» **AIM**: Copy out exactly each line from the line with "Extract the structured" through the last line of the material below.

-- INFORMATION SHOWN start --

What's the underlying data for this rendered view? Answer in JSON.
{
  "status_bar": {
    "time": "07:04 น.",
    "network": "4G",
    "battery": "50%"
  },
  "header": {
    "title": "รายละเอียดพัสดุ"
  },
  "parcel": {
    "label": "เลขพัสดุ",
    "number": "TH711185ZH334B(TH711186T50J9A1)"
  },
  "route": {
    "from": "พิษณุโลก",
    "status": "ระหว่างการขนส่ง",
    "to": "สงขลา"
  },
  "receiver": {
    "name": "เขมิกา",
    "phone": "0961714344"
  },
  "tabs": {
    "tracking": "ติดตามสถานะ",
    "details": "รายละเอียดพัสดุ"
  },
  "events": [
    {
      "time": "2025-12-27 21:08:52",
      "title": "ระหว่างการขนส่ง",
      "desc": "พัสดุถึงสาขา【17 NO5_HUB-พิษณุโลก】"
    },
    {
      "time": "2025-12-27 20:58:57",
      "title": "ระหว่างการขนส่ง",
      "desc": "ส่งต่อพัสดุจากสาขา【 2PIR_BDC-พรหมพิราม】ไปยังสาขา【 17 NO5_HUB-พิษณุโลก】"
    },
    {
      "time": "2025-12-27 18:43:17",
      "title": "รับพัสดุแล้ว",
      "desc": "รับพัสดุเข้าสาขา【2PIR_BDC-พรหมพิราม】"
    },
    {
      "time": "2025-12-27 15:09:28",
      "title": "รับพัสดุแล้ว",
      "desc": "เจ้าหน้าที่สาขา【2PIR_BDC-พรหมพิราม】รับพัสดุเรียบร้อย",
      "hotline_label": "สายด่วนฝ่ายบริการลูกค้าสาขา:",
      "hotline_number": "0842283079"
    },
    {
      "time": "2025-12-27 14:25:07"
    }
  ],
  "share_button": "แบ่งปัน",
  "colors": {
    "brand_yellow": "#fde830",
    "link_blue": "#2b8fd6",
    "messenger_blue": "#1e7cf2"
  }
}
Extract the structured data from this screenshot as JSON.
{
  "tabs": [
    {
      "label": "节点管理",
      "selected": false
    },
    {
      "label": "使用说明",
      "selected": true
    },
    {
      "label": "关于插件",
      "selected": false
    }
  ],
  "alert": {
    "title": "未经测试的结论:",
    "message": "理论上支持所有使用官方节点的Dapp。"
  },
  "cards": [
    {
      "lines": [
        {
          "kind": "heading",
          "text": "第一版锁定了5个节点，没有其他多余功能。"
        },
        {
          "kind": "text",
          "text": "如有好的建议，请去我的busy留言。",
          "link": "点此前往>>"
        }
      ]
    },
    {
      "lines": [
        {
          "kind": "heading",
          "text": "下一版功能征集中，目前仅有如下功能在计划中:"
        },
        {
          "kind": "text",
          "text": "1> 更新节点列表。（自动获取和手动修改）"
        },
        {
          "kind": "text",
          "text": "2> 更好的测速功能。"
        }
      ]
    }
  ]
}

-- INFORMATION SHOWN end --

» **OUTPUT OF THE TASK**:
Extract the structured data from this screenshot as JSON.
{
  "tabs": [
    {
      "label": "节点管理",
      "selected": false
    },
    {
      "label": "使用说明",
      "selected": true
    },
    {
      "label": "关于插件",
      "selected": false
    }
  ],
  "alert": {
    "title": "未经测试的结论:",
    "message": "理论上支持所有使用官方节点的Dapp。"
  },
  "cards": [
    {
      "lines": [
        {
          "kind": "heading",
          "text": "第一版锁定了5个节点，没有其他多余功能。"
        },
        {
          "kind": "text",
          "text": "如有好的建议，请去我的busy留言。",
          "link": "点此前往>>"
        }
      ]
    },
    {
      "lines": [
        {
          "kind": "heading",
          "text": "下一版功能征集中，目前仅有如下功能在计划中:"
        },
        {
          "kind": "text",
          "text": "1> 更新节点列表。（自动获取和手动修改）"
        },
        {
          "kind": "text",
          "text": "2> 更好的测速功能。"
        }
      ]
    }
  ]
}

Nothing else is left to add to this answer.